_Requirements_
Count every line below in which "name" occurs, then give only the count.

_Data to use_
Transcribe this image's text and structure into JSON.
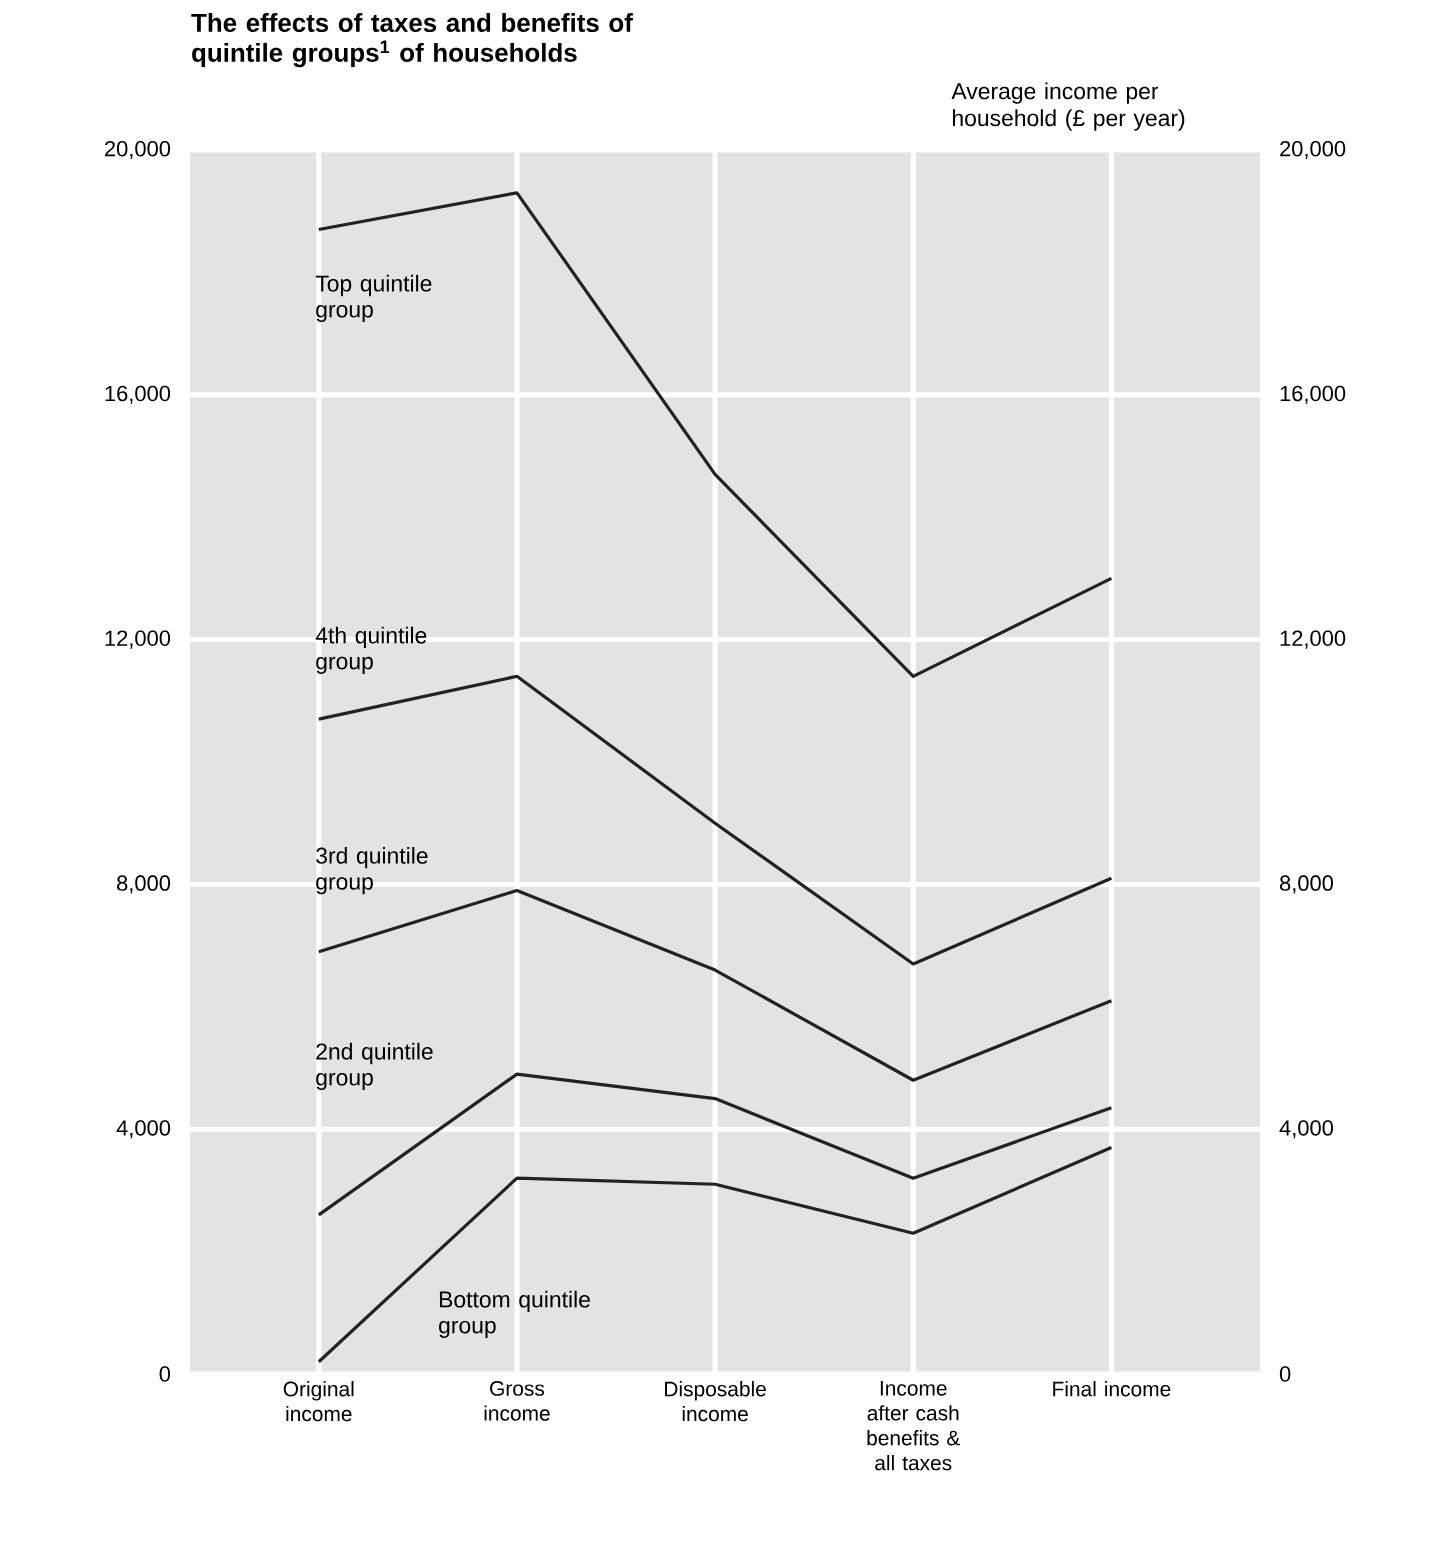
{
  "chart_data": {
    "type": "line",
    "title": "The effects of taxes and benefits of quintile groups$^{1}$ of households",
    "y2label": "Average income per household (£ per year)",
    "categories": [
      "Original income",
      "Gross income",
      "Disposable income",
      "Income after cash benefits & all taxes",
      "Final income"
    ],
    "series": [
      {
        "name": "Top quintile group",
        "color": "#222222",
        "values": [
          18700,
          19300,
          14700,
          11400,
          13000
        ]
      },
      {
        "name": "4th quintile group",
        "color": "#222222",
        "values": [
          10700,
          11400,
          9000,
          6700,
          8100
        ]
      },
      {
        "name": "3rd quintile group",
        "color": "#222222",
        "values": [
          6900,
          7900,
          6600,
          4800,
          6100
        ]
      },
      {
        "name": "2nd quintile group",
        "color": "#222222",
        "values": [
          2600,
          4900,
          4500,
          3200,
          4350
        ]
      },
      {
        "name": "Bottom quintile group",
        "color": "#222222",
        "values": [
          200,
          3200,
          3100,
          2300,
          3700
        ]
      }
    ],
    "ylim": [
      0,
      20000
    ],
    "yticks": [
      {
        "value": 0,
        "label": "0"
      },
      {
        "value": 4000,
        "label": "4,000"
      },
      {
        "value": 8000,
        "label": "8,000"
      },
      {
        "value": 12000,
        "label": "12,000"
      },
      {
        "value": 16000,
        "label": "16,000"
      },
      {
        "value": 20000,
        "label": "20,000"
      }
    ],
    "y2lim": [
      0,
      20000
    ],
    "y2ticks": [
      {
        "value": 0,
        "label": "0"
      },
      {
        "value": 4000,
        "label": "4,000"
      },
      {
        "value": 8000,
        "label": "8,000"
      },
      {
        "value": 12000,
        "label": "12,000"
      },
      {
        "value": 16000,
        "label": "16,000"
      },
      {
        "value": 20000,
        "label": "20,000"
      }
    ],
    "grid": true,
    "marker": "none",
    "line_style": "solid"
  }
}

_Answer for this exercise_
5